> **Source document**

-*-

A new generation of engines will once again optimize the balance between driving thrills and fuel consumption. Future MINI models will be the first to use both three and four-cylinder engines, not only covering a broader performance spectrum, but also setting new standards in terms of output, performance, comfort and reliability. The quality of the new engines is a direct result of the unique development expertise of the BMW Group in the area of drive technology. Thanks to the brand and model-specific design, they have performance characteristics synonymous with the MINI motoring experience.

The advances achieved by MINI in the area of drivetrain technology are characterized by the consistent further development of tried-and-tested design principles and the integration of innovative technology. MINI developers will continue to emphasize sporty, agile handling for all chassis variants.

In addition, MINI will introduce electrically adjustable dampers for the first time. The electric control of the damper valves will make it possible to vary the nature of responsiveness to uneven road surfaces. Two characteristic curves will be available for damper adjustment that can be activated at the flip of a switch. Depending on the driver's preferences, a sporty drivetrain setting or something more balanced and comfortable can be selected.

*The new generation of engines.*

Maximum motoring fun and the most economical fuel consumption - a two-fold victory in terms of performance and efficiency has helped the latest MINI models to score top marks over their rivals in comparative tests regarding engine technology and driving performance. This is made possible by a new generation of engines and MINIMALISM technologies which will be available in all models as standard.

For the first time, the MINI models of the future will use both three and four-cylinder engines that not only cover an even broader range of performance, but also set new standards in terms of output, efficiency, comfort and reliability. Both brand and model-specific design ensures that they have performance characteristics typical of MINI.

*More power and lower CO2 emissions thanks to MINI TwinPower turbo technology.*

A common feature of the new drive units is the MINI TwinPower turbo technology, which optimizes both performance and efficiency. In the case of the petrol engines, this technology package includes turbocharging, direct fuel injection, variable camshaft control on the intake and outlet sides (dual VANOS) and, in the more powerful versions, fully variable valve control according to the model of the BMW Group's patented VALVETRONIC system.

All-new engines were designed for the transverse configuration typical of the MINI and feature a compact and lightweight design. They also comply with exhaust standard EU6. The engines are equipped with an aluminum crankshaft housing in a closed-deck configuration. A forged steel crankshaft with integrated balancing shaft drive, weight-optimized piston and forged conrod contributes to the high level of performance within the engine through reduced frictional coefficients. The three-cylinder engines each have a countershaft to enhance smooth operation, while the four-cylinder model has two such shafts that counter-rotate. The cylinder head in all engine variants is made of aluminum. There are further similarities in terms of the layout of the ancillary units and the design of the map-regulated oil pump and the mechanically activated coolant pump. As the coolant pump supports both the generator and the climate compressor, the drive units have a more compact design.

For the market launch of the new drive generation, MINI is presenting a three-cylinder combustion engine that generates an output of 100 kW/134 bhp from a cubic capacity of 1.5 liters and a 141 kW/189 bhp variant of the newly developed four-cylinder combustion engine that has a cubic capacity of 2.0 liters.

-*-

> **Stated task A**
According to the MINI engine article, what cubic capacity does the three-cylinder engine presented for the market launch have?

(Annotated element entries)
-*-

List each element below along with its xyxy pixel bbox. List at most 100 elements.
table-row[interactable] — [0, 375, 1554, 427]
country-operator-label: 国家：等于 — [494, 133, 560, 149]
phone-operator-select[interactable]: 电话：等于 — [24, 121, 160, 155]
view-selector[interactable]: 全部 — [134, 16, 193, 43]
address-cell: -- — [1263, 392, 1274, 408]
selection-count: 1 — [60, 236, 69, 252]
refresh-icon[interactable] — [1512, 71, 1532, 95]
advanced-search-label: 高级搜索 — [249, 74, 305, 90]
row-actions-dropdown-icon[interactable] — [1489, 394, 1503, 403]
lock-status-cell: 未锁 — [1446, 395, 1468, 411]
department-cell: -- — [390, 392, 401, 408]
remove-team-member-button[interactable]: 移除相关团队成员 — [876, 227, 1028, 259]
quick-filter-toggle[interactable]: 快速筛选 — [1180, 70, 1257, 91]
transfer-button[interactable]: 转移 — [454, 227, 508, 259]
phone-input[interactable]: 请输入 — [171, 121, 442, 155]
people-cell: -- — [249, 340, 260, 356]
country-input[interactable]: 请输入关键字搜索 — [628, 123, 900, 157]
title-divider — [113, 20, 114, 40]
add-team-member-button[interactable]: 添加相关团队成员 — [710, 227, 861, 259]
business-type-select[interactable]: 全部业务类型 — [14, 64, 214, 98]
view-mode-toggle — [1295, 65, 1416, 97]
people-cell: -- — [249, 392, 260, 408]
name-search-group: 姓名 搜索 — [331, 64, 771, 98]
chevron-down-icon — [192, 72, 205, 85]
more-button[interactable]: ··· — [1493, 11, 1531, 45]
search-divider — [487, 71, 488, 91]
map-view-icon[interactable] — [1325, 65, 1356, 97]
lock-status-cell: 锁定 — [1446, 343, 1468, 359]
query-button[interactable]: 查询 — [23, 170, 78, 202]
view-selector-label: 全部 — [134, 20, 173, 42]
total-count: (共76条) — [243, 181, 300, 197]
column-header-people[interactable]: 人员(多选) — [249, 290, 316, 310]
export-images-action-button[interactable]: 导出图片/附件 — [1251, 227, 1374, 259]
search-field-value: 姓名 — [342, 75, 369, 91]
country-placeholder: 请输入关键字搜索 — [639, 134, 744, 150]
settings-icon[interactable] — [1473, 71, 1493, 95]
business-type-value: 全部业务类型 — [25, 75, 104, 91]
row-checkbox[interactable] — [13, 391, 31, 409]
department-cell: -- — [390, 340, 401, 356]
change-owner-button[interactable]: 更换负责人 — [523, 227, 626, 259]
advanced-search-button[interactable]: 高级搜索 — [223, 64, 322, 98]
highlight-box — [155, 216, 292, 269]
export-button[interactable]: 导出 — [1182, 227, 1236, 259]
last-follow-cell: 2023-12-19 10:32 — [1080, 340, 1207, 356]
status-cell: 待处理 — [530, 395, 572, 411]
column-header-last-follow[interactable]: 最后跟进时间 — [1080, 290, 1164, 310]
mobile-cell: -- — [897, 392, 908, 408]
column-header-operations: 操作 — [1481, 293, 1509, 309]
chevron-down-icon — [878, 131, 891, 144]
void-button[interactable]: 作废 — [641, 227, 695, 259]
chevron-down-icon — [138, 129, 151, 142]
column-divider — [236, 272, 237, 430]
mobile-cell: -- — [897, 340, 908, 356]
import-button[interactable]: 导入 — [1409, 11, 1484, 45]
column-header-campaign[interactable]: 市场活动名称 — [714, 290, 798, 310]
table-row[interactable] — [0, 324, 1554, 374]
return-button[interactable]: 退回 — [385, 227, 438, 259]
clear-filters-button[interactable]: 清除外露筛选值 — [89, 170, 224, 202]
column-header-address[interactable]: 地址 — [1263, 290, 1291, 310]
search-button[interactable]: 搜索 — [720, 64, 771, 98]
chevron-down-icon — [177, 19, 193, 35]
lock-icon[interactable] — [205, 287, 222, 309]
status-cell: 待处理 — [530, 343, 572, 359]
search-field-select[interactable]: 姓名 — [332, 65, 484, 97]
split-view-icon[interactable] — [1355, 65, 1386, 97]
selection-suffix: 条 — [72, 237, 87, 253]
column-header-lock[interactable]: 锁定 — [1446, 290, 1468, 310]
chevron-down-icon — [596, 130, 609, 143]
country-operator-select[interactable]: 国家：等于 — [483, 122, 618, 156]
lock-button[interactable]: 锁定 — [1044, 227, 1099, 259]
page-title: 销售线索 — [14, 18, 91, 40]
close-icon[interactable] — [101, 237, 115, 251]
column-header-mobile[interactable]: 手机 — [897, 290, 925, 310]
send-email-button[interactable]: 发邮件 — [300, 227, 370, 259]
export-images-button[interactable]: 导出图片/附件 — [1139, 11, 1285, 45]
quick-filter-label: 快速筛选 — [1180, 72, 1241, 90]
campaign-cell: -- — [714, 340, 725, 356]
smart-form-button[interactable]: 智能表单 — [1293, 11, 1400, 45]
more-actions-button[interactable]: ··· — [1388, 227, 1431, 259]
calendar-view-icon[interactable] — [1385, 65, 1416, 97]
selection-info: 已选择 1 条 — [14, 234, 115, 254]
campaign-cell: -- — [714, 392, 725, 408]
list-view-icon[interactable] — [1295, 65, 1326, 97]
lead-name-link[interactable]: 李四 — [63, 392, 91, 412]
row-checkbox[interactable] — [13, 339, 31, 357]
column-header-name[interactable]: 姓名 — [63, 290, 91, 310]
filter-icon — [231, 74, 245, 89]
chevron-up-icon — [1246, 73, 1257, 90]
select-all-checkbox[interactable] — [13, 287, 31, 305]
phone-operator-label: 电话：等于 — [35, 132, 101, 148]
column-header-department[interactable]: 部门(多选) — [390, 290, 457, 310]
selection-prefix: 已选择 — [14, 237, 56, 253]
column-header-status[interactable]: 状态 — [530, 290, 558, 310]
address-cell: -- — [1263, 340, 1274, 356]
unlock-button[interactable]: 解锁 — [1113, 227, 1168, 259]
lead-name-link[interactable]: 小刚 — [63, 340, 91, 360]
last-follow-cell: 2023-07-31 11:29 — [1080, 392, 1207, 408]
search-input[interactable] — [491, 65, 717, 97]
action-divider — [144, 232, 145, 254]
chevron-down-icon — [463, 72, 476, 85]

-*-

> **Stated task B**
Copy out the rows character for character, starting at the first row and ending at the row that contains "add-team-member-button[interactable]: 添加相关团队成员 —", with both ends included.

> **Solution A**
1.5 liters

> **Solution B**
List each element below along with its xyxy pixel bbox. List at most 100 elements.
table-row[interactable] — [0, 375, 1554, 427]
country-operator-label: 国家：等于 — [494, 133, 560, 149]
phone-operator-select[interactable]: 电话：等于 — [24, 121, 160, 155]
view-selector[interactable]: 全部 — [134, 16, 193, 43]
address-cell: -- — [1263, 392, 1274, 408]
selection-count: 1 — [60, 236, 69, 252]
refresh-icon[interactable] — [1512, 71, 1532, 95]
advanced-search-label: 高级搜索 — [249, 74, 305, 90]
row-actions-dropdown-icon[interactable] — [1489, 394, 1503, 403]
lock-status-cell: 未锁 — [1446, 395, 1468, 411]
department-cell: -- — [390, 392, 401, 408]
remove-team-member-button[interactable]: 移除相关团队成员 — [876, 227, 1028, 259]
quick-filter-toggle[interactable]: 快速筛选 — [1180, 70, 1257, 91]
transfer-button[interactable]: 转移 — [454, 227, 508, 259]
phone-input[interactable]: 请输入 — [171, 121, 442, 155]
people-cell: -- — [249, 340, 260, 356]
country-input[interactable]: 请输入关键字搜索 — [628, 123, 900, 157]
title-divider — [113, 20, 114, 40]
add-team-member-button[interactable]: 添加相关团队成员 — [710, 227, 861, 259]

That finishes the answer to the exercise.